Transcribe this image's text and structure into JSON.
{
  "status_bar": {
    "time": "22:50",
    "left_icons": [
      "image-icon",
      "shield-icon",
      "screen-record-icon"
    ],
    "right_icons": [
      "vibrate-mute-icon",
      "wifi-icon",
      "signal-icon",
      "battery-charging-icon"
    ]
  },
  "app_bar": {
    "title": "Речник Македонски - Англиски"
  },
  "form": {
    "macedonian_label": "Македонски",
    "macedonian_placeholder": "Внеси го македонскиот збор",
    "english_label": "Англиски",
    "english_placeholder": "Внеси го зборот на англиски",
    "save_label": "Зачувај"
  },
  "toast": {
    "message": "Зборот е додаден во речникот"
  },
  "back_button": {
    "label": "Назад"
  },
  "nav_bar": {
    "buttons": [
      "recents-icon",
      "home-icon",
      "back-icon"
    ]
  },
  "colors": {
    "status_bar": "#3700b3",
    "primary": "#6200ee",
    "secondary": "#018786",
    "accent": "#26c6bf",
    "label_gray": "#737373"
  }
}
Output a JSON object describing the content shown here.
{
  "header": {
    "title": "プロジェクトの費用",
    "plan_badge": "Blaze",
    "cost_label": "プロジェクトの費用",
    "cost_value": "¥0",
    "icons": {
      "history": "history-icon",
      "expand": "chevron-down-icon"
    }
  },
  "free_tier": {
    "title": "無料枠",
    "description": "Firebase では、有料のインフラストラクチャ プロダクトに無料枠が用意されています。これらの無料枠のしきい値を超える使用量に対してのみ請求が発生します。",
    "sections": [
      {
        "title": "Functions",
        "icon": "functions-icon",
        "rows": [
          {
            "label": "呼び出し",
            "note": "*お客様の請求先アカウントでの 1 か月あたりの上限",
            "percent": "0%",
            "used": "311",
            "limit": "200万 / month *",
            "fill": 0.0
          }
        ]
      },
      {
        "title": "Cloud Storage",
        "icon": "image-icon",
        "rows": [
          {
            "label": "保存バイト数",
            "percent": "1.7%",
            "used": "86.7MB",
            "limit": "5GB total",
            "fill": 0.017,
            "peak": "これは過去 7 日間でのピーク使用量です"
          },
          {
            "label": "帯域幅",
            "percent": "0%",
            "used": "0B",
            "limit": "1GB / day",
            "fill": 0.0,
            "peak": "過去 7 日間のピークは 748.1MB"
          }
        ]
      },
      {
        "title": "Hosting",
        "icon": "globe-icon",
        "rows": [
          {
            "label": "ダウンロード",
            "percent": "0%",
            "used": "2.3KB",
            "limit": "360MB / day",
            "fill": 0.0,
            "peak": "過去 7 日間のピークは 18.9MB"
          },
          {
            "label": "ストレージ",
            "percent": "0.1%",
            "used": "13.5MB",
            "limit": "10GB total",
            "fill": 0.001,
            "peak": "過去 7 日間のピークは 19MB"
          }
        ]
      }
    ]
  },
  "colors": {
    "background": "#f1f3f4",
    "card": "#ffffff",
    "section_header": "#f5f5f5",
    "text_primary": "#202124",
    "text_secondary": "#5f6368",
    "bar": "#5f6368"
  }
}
★ ★ ★ ★
Work required:
Reproduce each entry above exactly, keeping every word.

Result of this task:
Transcribe this image's text and structure into JSON.
{
  "status_bar": {
    "time": "22:50",
    "left_icons": [
      "image-icon",
      "shield-icon",
      "screen-record-icon"
    ],
    "right_icons": [
      "vibrate-mute-icon",
      "wifi-icon",
      "signal-icon",
      "battery-charging-icon"
    ]
  },
  "app_bar": {
    "title": "Речник Македонски - Англиски"
  },
  "form": {
    "macedonian_label": "Македонски",
    "macedonian_placeholder": "Внеси го македонскиот збор",
    "english_label": "Англиски",
    "english_placeholder": "Внеси го зборот на англиски",
    "save_label": "Зачувај"
  },
  "toast": {
    "message": "Зборот е додаден во речникот"
  },
  "back_button": {
    "label": "Назад"
  },
  "nav_bar": {
    "buttons": [
      "recents-icon",
      "home-icon",
      "back-icon"
    ]
  },
  "colors": {
    "status_bar": "#3700b3",
    "primary": "#6200ee",
    "secondary": "#018786",
    "accent": "#26c6bf",
    "label_gray": "#737373"
  }
}
Output a JSON object describing the content shown here.
{
  "header": {
    "title": "プロジェクトの費用",
    "plan_badge": "Blaze",
    "cost_label": "プロジェクトの費用",
    "cost_value": "¥0",
    "icons": {
      "history": "history-icon",
      "expand": "chevron-down-icon"
    }
  },
  "free_tier": {
    "title": "無料枠",
    "description": "Firebase では、有料のインフラストラクチャ プロダクトに無料枠が用意されています。これらの無料枠のしきい値を超える使用量に対してのみ請求が発生します。",
    "sections": [
      {
        "title": "Functions",
        "icon": "functions-icon",
        "rows": [
          {
            "label": "呼び出し",
            "note": "*お客様の請求先アカウントでの 1 か月あたりの上限",
            "percent": "0%",
            "used": "311",
            "limit": "200万 / month *",
            "fill": 0.0
          }
        ]
      },
      {
        "title": "Cloud Storage",
        "icon": "image-icon",
        "rows": [
          {
            "label": "保存バイト数",
            "percent": "1.7%",
            "used": "86.7MB",
            "limit": "5GB total",
            "fill": 0.017,
            "peak": "これは過去 7 日間でのピーク使用量です"
          },
          {
            "label": "帯域幅",
            "percent": "0%",
            "used": "0B",
            "limit": "1GB / day",
            "fill": 0.0,
            "peak": "過去 7 日間のピークは 748.1MB"
          }
        ]
      },
      {
        "title": "Hosting",
        "icon": "globe-icon",
        "rows": [
          {
            "label": "ダウンロード",
            "percent": "0%",
            "used": "2.3KB",
            "limit": "360MB / day",
            "fill": 0.0,
            "peak": "過去 7 日間のピークは 18.9MB"
          },
          {
            "label": "ストレージ",
            "percent": "0.1%",
            "used": "13.5MB",
            "limit": "10GB total",
            "fill": 0.001,
            "peak": "過去 7 日間のピークは 19MB"
          }
        ]
      }
    ]
  },
  "colors": {
    "background": "#f1f3f4",
    "card": "#ffffff",
    "section_header": "#f5f5f5",
    "text_primary": "#202124",
    "text_secondary": "#5f6368",
    "bar": "#5f6368"
  }
}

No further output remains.